Raw records:
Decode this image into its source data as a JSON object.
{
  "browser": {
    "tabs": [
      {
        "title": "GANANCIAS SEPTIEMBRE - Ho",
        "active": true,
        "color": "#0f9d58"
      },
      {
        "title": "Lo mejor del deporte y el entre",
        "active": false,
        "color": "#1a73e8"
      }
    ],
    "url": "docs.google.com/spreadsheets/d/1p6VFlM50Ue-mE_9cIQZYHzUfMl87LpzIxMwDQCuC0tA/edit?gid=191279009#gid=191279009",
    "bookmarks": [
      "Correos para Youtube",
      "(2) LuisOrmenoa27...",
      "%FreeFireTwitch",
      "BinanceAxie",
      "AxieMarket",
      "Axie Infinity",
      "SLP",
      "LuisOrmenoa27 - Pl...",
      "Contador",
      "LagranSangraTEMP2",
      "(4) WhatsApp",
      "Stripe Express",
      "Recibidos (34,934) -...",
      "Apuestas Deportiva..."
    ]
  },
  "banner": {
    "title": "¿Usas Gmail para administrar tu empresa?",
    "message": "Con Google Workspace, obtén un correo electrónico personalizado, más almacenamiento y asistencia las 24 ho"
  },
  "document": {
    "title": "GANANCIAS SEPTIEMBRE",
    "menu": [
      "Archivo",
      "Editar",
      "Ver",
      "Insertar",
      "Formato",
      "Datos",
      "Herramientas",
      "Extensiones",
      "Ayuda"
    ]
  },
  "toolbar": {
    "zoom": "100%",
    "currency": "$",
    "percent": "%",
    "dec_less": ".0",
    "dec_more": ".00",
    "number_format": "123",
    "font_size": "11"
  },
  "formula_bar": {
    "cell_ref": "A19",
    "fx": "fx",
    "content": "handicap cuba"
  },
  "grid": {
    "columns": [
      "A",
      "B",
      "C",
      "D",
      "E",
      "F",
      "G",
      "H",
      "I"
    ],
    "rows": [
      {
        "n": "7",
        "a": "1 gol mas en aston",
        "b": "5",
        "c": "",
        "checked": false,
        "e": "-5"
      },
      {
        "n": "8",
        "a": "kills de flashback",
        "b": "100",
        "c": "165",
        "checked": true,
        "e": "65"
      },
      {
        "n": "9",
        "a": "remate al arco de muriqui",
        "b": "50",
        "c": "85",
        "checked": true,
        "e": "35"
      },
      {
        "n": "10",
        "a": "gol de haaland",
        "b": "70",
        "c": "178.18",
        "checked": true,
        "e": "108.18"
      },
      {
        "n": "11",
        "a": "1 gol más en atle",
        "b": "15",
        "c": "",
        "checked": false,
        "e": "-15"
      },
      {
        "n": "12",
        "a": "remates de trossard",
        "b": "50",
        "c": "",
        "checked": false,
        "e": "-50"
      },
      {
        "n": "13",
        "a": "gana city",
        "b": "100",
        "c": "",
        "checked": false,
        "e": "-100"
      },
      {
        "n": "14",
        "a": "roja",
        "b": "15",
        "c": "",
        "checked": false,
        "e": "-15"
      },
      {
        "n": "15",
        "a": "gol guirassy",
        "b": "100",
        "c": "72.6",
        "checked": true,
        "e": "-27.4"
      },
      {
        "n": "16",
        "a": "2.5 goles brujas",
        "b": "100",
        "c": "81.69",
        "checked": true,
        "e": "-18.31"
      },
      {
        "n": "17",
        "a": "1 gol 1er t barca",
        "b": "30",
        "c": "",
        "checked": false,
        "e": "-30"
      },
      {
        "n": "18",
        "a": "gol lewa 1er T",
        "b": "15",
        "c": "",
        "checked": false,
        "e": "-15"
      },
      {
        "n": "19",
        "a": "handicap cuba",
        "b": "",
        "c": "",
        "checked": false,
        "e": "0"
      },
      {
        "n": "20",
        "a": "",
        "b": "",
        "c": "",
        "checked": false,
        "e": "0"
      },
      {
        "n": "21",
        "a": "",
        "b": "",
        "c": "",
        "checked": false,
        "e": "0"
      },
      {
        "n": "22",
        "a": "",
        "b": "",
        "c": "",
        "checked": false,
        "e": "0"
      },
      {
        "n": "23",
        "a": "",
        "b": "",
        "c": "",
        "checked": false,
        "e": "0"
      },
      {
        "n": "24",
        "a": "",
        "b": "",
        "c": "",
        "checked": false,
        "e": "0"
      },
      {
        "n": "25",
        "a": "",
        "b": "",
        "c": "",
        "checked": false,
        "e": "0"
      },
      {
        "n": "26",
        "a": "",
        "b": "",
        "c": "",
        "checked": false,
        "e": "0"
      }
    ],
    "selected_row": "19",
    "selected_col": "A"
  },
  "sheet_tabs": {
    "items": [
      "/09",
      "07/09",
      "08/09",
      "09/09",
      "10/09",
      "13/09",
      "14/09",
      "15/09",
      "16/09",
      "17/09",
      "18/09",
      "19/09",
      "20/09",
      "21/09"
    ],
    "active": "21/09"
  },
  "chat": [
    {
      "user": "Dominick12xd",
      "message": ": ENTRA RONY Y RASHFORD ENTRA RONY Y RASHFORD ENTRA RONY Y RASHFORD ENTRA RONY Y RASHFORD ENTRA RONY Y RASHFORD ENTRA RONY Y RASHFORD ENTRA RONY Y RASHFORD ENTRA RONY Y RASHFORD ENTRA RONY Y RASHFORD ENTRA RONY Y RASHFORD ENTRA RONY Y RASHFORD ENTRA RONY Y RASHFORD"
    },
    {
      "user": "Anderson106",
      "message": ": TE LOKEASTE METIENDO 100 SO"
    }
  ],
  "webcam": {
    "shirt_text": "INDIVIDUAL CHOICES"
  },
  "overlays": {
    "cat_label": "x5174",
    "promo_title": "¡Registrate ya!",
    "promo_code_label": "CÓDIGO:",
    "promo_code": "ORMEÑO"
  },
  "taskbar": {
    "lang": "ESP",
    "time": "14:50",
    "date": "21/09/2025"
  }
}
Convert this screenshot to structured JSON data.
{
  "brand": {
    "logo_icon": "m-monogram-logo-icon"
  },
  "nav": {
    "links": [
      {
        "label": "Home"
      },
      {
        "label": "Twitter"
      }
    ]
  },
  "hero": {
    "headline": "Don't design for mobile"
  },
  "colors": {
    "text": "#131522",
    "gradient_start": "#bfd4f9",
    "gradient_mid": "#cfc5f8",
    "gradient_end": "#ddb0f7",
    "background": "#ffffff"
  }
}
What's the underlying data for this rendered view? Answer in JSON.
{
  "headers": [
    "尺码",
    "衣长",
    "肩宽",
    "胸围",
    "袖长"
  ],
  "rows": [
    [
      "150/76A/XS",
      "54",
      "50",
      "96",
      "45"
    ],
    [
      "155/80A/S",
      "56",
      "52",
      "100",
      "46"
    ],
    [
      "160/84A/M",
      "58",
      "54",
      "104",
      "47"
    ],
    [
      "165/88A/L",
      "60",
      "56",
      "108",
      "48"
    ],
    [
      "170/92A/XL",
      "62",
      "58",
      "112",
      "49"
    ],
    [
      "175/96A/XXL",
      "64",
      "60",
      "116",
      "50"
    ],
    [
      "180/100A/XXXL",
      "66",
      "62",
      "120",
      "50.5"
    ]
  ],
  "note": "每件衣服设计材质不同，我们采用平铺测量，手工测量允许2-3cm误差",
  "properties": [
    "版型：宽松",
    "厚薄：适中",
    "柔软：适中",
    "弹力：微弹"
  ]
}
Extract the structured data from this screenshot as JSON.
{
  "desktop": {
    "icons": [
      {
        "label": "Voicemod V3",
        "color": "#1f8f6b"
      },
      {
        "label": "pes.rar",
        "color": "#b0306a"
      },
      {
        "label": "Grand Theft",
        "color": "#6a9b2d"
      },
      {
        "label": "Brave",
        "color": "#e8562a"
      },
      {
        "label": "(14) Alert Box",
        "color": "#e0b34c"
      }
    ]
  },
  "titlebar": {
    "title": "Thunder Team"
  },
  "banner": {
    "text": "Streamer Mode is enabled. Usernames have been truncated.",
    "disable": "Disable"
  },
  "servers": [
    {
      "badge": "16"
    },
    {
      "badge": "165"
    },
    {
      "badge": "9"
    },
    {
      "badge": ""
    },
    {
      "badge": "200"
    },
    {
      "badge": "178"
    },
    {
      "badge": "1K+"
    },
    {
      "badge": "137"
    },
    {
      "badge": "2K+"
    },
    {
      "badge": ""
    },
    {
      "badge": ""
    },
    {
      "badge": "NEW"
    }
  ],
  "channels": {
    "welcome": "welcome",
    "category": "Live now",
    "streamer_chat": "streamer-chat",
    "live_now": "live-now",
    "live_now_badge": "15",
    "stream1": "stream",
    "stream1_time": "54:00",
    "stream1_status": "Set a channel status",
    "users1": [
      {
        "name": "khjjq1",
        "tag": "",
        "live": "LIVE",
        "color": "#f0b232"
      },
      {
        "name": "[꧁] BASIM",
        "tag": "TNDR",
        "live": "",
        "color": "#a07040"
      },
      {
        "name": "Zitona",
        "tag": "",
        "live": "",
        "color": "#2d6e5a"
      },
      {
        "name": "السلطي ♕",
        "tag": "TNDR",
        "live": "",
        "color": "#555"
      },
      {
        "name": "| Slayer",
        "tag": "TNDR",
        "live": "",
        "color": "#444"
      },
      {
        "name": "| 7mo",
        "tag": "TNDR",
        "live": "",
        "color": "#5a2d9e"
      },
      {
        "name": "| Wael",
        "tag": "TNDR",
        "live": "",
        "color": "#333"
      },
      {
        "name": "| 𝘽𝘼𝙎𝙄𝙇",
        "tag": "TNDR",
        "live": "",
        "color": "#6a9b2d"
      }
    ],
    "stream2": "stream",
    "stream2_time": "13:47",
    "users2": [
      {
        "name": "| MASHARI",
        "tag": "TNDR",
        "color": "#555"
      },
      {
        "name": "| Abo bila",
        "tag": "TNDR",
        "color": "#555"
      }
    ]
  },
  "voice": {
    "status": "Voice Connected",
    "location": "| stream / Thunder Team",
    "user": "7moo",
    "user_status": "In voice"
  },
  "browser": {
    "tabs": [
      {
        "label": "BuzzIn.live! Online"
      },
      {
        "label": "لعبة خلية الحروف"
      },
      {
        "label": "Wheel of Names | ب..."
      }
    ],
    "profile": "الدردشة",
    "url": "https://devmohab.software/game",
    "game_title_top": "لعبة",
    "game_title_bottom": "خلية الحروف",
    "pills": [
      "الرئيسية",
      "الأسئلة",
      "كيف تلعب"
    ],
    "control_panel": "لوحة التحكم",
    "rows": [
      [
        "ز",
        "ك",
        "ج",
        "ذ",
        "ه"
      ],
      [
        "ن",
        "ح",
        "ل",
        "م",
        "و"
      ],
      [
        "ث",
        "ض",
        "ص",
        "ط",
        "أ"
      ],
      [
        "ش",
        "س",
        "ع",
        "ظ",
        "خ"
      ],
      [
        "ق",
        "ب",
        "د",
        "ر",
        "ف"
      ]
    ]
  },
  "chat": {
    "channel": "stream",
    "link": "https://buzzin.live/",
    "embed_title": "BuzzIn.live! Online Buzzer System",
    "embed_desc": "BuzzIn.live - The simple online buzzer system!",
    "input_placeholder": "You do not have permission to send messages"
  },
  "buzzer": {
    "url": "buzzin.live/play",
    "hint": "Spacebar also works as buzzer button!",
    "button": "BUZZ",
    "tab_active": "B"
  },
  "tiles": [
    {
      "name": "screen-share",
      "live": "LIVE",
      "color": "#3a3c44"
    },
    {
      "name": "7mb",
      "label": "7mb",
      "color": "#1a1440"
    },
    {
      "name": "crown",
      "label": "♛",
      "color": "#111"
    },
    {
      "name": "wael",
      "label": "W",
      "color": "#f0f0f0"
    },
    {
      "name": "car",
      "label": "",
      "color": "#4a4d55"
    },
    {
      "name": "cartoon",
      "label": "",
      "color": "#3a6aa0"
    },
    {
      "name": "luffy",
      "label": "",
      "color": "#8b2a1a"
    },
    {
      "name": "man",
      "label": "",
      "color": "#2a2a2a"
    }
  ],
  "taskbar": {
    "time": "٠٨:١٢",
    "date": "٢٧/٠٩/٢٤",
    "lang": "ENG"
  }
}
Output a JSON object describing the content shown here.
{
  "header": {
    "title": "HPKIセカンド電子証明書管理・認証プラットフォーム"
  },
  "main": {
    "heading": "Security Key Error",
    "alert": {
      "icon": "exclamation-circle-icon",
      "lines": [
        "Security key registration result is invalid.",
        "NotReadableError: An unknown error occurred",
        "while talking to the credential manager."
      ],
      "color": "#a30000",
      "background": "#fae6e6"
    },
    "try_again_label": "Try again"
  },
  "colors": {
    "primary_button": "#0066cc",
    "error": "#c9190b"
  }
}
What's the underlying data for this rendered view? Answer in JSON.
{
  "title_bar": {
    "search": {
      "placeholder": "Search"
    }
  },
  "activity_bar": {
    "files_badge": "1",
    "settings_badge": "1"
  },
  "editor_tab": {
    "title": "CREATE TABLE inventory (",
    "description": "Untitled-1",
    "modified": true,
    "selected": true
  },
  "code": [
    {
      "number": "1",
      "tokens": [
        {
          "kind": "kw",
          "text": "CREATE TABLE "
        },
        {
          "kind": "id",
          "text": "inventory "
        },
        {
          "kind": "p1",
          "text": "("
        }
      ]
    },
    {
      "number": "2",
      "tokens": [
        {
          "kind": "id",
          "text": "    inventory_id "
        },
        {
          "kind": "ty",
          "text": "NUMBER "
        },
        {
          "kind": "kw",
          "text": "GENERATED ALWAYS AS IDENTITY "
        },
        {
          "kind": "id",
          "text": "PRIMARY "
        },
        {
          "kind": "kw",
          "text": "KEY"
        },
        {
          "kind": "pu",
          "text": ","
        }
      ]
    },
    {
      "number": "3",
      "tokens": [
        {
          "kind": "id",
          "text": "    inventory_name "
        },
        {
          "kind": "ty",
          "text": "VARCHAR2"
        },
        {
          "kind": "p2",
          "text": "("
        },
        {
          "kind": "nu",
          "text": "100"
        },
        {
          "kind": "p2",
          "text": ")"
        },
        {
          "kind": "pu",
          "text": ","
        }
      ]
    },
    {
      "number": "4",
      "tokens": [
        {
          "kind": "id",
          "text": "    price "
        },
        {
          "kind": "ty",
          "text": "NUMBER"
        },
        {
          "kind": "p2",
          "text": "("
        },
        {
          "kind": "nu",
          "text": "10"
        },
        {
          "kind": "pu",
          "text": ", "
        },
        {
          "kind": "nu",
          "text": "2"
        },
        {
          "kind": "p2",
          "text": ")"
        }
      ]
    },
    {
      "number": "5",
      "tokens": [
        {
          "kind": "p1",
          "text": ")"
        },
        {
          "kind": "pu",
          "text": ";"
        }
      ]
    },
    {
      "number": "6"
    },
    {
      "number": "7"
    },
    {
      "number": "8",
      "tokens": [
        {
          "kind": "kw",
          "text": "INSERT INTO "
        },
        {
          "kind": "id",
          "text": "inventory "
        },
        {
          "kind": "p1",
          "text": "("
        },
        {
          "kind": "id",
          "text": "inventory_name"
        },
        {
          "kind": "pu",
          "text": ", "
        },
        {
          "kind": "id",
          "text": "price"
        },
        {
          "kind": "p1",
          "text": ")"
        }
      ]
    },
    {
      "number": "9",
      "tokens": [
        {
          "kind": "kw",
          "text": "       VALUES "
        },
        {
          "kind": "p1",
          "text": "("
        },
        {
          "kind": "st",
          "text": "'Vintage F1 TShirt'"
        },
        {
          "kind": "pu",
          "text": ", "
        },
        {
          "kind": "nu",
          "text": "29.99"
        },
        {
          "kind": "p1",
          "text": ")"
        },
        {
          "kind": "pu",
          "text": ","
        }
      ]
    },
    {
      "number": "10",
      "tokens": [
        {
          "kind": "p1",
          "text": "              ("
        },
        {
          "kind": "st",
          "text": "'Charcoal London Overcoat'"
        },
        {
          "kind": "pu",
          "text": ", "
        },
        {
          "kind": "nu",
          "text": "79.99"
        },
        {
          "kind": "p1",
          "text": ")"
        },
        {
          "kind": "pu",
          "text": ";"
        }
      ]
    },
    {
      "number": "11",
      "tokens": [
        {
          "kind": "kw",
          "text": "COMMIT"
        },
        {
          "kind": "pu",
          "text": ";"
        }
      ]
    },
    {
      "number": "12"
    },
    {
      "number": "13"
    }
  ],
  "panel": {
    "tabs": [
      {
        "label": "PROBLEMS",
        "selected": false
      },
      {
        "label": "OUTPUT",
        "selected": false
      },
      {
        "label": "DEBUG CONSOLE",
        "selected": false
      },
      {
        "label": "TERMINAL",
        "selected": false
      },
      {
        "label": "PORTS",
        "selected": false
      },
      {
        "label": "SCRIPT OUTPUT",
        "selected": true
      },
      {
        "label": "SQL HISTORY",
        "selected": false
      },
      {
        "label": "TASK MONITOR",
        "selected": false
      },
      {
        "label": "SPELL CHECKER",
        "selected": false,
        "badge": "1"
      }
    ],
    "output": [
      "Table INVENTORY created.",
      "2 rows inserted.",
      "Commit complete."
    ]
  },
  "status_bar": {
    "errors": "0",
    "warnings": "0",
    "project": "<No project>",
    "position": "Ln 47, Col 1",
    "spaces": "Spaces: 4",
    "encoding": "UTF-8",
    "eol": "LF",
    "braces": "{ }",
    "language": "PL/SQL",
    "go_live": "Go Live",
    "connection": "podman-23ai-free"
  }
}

Requirement:
Using the records given above, list every line that includes the word "this".

Response to the task:
Decode this image into its source data as a JSON object.
Convert this screenshot to structured JSON data.
What's the underlying data for this rendered view? Answer in JSON.
Extract the structured data from this screenshot as JSON.
What's the underlying data for this rendered view? Answer in JSON.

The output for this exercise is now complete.